#### [Set task]
Could you print all the entries exactly?

#### [Supplied records]
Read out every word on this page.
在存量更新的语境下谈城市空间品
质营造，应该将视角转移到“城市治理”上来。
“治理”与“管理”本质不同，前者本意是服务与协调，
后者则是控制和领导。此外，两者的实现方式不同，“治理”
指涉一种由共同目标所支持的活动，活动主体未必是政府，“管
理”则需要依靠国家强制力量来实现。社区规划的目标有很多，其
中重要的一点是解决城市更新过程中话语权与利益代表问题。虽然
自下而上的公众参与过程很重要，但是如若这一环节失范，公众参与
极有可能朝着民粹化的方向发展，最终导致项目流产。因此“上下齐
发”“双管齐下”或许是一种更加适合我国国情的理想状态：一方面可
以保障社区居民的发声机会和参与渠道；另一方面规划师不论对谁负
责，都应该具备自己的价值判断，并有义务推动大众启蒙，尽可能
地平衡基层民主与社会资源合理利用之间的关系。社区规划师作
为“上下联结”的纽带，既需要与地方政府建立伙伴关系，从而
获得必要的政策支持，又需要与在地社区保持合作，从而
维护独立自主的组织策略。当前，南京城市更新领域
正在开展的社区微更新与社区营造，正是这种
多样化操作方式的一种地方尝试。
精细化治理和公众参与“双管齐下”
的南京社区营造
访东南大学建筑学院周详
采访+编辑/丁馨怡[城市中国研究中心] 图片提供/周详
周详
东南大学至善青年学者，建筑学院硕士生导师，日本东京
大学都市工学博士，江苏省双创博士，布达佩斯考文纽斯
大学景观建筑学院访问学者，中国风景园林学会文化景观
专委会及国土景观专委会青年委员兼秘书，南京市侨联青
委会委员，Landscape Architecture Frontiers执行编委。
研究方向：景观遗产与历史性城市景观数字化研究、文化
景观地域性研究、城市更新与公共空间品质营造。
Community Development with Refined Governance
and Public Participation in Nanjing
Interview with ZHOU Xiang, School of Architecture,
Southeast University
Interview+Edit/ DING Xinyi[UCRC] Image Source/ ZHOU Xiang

#### [Full answer]
Read out every word on this page.
在存量更新的语境下谈城市空间品
质营造，应该将视角转移到“城市治理”上来。
“治理”与“管理”本质不同，前者本意是服务与协调，
后者则是控制和领导。此外，两者的实现方式不同，“治理”
指涉一种由共同目标所支持的活动，活动主体未必是政府，“管
理”则需要依靠国家强制力量来实现。社区规划的目标有很多，其
中重要的一点是解决城市更新过程中话语权与利益代表问题。虽然
自下而上的公众参与过程很重要，但是如若这一环节失范，公众参与
极有可能朝着民粹化的方向发展，最终导致项目流产。因此“上下齐
发”“双管齐下”或许是一种更加适合我国国情的理想状态：一方面可
以保障社区居民的发声机会和参与渠道；另一方面规划师不论对谁负
责，都应该具备自己的价值判断，并有义务推动大众启蒙，尽可能
地平衡基层民主与社会资源合理利用之间的关系。社区规划师作
为“上下联结”的纽带，既需要与地方政府建立伙伴关系，从而
获得必要的政策支持，又需要与在地社区保持合作，从而
维护独立自主的组织策略。当前，南京城市更新领域
正在开展的社区微更新与社区营造，正是这种
多样化操作方式的一种地方尝试。
精细化治理和公众参与“双管齐下”
的南京社区营造
访东南大学建筑学院周详
采访+编辑/丁馨怡[城市中国研究中心] 图片提供/周详
周详
东南大学至善青年学者，建筑学院硕士生导师，日本东京
大学都市工学博士，江苏省双创博士，布达佩斯考文纽斯
大学景观建筑学院访问学者，中国风景园林学会文化景观
专委会及国土景观专委会青年委员兼秘书，南京市侨联青
委会委员，Landscape Architecture Frontiers执行编委。
研究方向：景观遗产与历史性城市景观数字化研究、文化
景观地域性研究、城市更新与公共空间品质营造。
Community Development with Refined Governance
and Public Participation in Nanjing
Interview with ZHOU Xiang, School of Architecture,
Southeast University
Interview+Edit/ DING Xinyi[UCRC] Image Source/ ZHOU Xiang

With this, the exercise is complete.